SUPPLIED INFORMATION —
------------------------------------
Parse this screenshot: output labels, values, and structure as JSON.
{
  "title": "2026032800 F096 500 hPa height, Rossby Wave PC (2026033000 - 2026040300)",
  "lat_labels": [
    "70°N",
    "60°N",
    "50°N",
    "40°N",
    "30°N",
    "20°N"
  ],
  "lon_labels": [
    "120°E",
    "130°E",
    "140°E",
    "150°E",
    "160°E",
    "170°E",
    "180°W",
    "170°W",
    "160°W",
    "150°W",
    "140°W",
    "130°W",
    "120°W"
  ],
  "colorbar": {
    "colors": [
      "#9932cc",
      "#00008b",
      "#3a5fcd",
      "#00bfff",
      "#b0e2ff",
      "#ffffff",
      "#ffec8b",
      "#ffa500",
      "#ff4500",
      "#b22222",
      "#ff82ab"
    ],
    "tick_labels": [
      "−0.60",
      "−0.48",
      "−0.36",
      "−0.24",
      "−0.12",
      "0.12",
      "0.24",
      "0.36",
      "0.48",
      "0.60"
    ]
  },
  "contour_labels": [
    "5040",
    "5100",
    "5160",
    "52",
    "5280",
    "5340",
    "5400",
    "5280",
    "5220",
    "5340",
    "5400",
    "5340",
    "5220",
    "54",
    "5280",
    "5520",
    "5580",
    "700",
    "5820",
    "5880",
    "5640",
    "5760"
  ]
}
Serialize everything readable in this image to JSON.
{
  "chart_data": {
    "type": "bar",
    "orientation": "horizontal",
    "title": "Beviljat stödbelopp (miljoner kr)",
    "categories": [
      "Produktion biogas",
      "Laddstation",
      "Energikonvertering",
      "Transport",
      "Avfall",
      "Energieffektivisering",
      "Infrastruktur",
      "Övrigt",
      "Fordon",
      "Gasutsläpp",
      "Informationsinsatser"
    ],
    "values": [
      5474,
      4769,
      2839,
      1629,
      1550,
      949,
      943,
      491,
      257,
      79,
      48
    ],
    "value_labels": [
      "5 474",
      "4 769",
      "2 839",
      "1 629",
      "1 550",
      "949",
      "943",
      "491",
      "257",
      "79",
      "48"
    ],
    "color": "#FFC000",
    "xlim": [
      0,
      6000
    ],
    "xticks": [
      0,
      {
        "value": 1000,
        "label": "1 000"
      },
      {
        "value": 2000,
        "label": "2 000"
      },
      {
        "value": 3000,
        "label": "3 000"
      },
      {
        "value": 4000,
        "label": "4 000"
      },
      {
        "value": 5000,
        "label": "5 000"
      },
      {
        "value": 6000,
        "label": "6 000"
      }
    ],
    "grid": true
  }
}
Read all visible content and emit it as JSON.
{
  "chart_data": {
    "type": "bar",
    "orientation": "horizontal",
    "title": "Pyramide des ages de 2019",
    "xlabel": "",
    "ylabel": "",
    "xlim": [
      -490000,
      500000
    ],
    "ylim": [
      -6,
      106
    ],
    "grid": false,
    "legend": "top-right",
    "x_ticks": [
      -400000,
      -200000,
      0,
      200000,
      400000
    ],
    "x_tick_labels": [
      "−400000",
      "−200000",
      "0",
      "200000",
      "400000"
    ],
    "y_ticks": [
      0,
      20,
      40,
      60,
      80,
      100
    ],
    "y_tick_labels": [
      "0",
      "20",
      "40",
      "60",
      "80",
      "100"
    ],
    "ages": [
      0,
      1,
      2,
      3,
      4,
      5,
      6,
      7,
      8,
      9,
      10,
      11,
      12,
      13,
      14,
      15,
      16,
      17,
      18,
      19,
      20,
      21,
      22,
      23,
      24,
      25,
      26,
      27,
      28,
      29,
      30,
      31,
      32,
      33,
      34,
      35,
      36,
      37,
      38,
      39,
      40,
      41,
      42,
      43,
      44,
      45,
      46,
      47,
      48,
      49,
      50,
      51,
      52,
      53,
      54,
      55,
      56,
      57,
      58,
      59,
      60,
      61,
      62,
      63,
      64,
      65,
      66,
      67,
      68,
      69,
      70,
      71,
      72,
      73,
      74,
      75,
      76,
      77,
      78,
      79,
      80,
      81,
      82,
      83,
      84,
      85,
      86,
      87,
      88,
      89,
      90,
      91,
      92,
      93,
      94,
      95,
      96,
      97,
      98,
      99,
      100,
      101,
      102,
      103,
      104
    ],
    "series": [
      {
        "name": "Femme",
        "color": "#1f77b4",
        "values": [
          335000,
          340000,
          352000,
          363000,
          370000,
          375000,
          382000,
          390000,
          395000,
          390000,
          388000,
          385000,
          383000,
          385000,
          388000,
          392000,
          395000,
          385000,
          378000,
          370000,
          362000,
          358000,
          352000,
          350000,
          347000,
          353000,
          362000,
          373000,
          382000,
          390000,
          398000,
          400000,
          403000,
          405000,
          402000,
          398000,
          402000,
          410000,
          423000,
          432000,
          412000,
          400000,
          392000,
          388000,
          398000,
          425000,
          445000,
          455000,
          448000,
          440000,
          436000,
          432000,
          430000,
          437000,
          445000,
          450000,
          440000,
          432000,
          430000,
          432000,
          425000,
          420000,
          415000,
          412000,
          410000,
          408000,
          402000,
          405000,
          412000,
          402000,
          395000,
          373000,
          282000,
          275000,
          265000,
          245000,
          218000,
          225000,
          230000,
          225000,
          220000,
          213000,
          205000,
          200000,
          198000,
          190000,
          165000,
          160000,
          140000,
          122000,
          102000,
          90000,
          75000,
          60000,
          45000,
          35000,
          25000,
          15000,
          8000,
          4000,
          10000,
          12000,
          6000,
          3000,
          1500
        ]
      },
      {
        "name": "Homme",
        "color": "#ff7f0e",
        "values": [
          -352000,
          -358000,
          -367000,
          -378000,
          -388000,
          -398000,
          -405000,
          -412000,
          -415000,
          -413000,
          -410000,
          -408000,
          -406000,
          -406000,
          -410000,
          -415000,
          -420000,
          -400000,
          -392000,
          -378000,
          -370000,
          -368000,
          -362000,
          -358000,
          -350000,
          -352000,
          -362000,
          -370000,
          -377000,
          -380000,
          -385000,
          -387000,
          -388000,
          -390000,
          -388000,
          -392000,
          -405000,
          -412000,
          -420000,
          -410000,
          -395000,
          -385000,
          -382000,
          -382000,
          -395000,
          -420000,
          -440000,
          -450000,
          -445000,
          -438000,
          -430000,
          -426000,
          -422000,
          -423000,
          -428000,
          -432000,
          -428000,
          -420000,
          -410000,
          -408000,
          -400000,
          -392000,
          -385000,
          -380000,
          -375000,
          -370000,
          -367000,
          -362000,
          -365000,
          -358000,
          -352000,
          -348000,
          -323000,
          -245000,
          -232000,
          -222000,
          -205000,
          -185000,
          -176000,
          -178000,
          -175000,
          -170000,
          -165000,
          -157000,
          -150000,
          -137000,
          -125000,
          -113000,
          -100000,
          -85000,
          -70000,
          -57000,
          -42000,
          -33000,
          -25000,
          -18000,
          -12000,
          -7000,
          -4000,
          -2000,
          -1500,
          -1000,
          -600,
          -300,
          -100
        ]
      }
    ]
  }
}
------------------------------------
GOAL — Collect every line above that contains the word "JSON".

RESPONSE —
Parse this screenshot: output labels, values, and structure as JSON.
Serialize everything readable in this image to JSON.
Read all visible content and emit it as JSON.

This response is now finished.